>> Begin Text provided

How many scenarios to include, i.e., how many different settings for the model parameters to study, and
How many iterations to use, i.e., how many simulated samples to create for each scenario.

The number of scenarios is typically determined by what the purpose of the study is. If you only are looking to compare two tests for a particular sample size and a particular difference in means, then maybe you only need that one scenario. On the other hand, if you want to know which of the two tests is preferable in general, or for different sample sizes, or for different types of distributions, then you need to cover more scenarios. In that case, the number of scenarios may well be determined by how much time you have available or how many you can fit into your report.

As for the number of iterations to run, that also partially comes down to computational power. If each iteration takes a long while to run, it may not be feasible to run tens of thousands of iterations (some advice for speeding up simulations by using parallelisation can be found in Section 12.2). In the best of all possible worlds, you have enough computational power available and can choose the number of iterations freely. In such cases, it is often a good idea to use confidence intervals to quantify the uncertainty in your estimate of power, bias, or whatever it is you are studying. For instance, the power of a test is estimated as the proportion of simulations in which the null hypothesis was rejected. This is a binomial experiment, and a confidence interval for the power can be obtained using the methods described in Section 3.5.1. Moreover, the ssize.propCI function described in said section can be used to determine the number of simulations that you need to obtain a confidence interval that is short enough for you to feel that you have a good idea about the actual power of the test.

>> End Text provided

» Instruction a: Reproduce the passage on simulation studies between "How many scenarios" and "for each scenario.", inclusive, without changing a word.

>> Begin Supplied records

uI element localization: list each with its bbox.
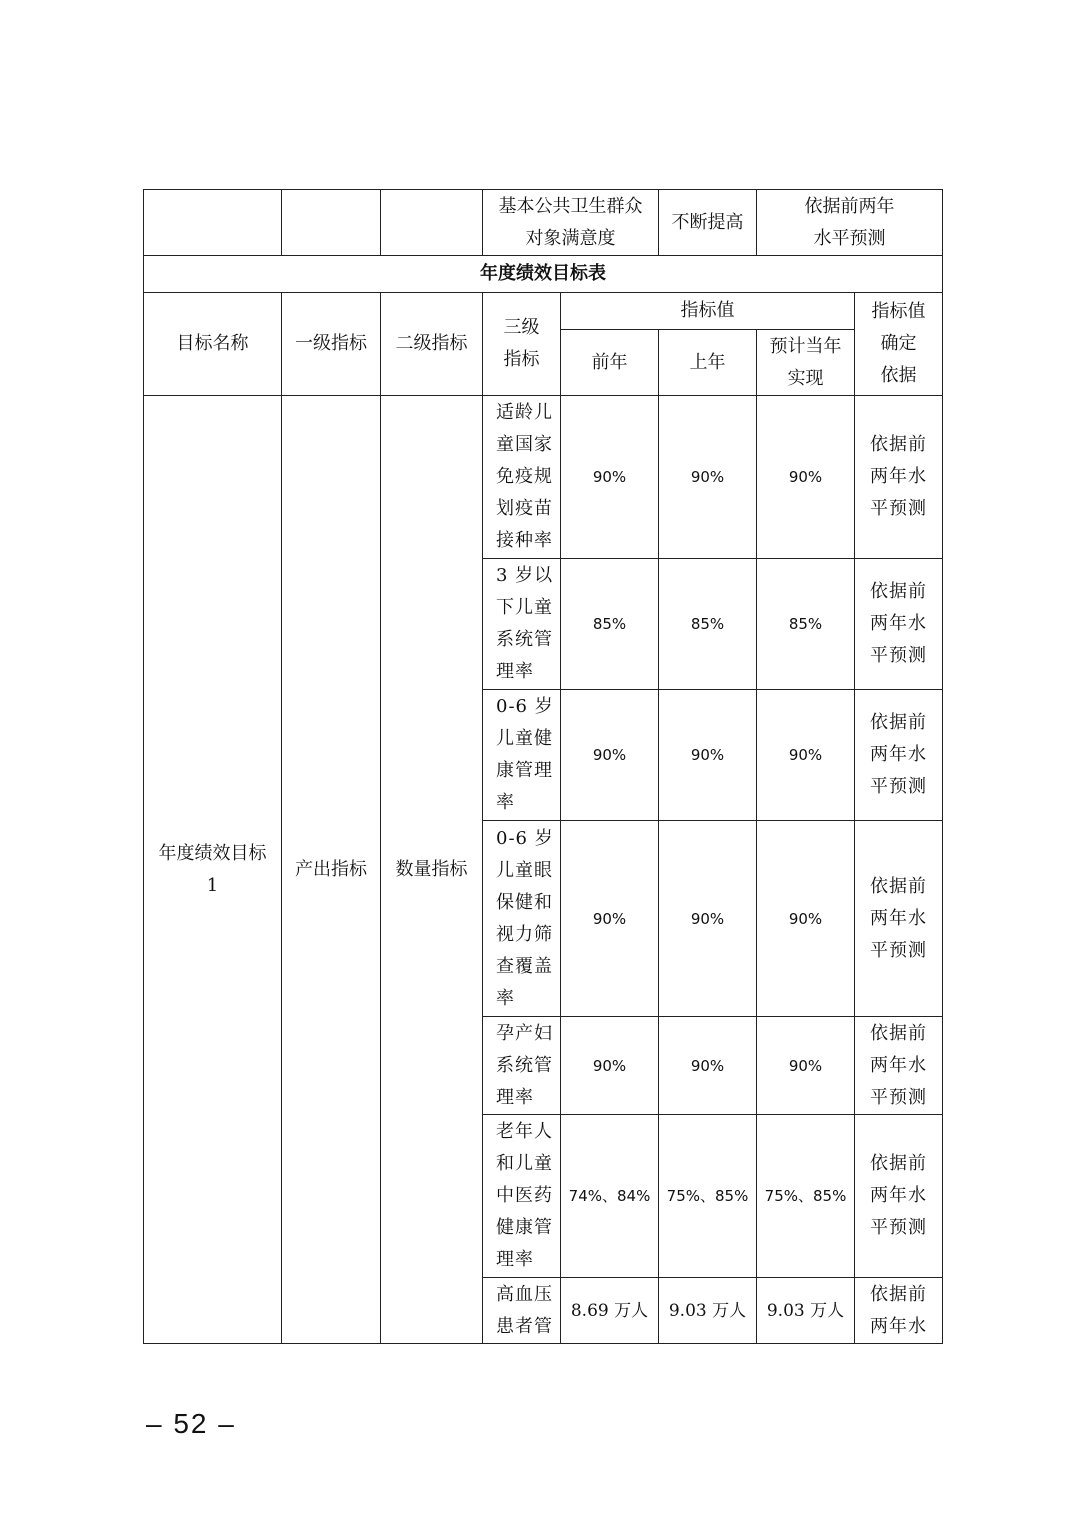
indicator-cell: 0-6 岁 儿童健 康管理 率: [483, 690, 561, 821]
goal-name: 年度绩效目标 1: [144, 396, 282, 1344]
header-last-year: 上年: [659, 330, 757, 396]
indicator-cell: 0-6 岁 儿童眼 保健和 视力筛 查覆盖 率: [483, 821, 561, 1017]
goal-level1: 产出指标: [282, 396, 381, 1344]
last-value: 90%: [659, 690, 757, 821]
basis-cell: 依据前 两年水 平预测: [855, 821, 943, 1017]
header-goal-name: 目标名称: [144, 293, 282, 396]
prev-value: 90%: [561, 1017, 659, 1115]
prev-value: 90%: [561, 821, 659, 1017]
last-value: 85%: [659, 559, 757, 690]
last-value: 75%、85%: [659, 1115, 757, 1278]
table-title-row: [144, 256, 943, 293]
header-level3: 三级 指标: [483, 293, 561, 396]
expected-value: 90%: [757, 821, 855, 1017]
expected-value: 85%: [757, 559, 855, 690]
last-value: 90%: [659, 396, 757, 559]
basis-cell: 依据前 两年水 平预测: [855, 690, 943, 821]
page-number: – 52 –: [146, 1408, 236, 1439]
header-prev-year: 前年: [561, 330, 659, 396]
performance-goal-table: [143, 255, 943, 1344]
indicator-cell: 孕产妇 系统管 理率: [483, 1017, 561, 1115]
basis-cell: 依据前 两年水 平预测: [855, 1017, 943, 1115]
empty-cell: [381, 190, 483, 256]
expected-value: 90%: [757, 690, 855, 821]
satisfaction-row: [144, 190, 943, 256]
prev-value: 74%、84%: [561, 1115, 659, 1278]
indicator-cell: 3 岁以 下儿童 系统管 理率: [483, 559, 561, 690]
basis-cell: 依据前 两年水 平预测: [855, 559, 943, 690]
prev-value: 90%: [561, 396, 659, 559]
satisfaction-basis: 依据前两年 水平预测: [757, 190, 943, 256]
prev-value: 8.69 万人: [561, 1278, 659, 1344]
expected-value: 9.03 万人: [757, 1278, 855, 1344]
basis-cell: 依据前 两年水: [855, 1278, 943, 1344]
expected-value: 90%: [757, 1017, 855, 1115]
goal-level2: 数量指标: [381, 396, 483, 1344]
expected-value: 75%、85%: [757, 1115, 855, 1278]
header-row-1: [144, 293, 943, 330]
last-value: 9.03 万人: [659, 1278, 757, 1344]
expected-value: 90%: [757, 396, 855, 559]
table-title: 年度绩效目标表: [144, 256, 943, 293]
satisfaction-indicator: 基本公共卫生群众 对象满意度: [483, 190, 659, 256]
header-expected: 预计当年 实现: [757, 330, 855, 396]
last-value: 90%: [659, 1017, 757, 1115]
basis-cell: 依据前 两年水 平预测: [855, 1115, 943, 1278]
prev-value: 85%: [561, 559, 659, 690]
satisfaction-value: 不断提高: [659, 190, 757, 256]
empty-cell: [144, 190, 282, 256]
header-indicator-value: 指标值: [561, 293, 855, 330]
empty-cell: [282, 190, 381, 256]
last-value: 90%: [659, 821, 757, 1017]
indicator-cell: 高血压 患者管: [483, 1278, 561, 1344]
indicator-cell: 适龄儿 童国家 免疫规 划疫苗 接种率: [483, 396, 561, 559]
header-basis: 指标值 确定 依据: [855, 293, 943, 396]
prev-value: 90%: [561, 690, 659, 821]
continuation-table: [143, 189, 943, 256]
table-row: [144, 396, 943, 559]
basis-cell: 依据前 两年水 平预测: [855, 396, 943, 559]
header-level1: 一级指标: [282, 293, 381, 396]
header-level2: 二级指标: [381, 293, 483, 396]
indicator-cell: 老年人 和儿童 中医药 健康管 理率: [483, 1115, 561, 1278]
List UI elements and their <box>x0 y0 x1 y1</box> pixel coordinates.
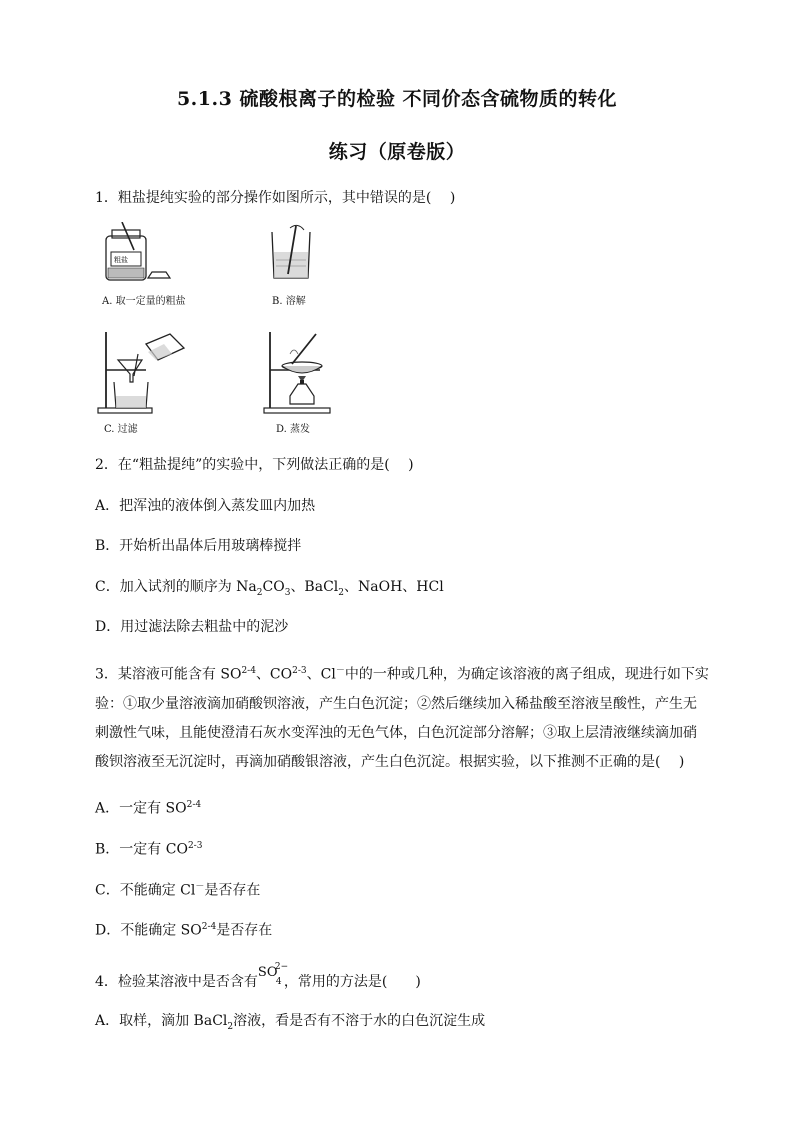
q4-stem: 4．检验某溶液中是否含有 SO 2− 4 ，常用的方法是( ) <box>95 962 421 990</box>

>> End Supplied records

» Instruction b: Render the lines of the listing between the one holding "indicator-cell: 0-6 岁 儿童健" and the one holding "expected-value: 85%: [757, 559, 855, 690]", inclusive, as a JSON list of strings with one string per line, leaving out any blank lines.

» Written solution a:
How many scenarios to include, i.e., how many different settings for the model parameters to study, and
How many iterations to use, i.e., how many simulated samples to create for each scenario.

» Written solution b:
[
  "indicator-cell: 0-6 岁 儿童健 康管理 率: [483, 690, 561, 821]",
  "goal-name: 年度绩效目标 1: [144, 396, 282, 1344]",
  "header-last-year: 上年: [659, 330, 757, 396]",
  "indicator-cell: 0-6 岁 儿童眼 保健和 视力筛 查覆盖 率: [483, 821, 561, 1017]",
  "goal-level1: 产出指标: [282, 396, 381, 1344]",
  "last-value: 90%: [659, 690, 757, 821]",
  "basis-cell: 依据前 两年水 平预测: [855, 821, 943, 1017]",
  "header-goal-name: 目标名称: [144, 293, 282, 396]",
  "prev-value: 90%: [561, 1017, 659, 1115]",
  "prev-value: 90%: [561, 821, 659, 1017]",
  "last-value: 85%: [659, 559, 757, 690]",
  "last-value: 75%、85%: [659, 1115, 757, 1278]",
  "table-title-row: [144, 256, 943, 293]",
  "header-level3: 三级 指标: [483, 293, 561, 396]",
  "expected-value: 90%: [757, 821, 855, 1017]",
  "expected-value: 85%: [757, 559, 855, 690]"
]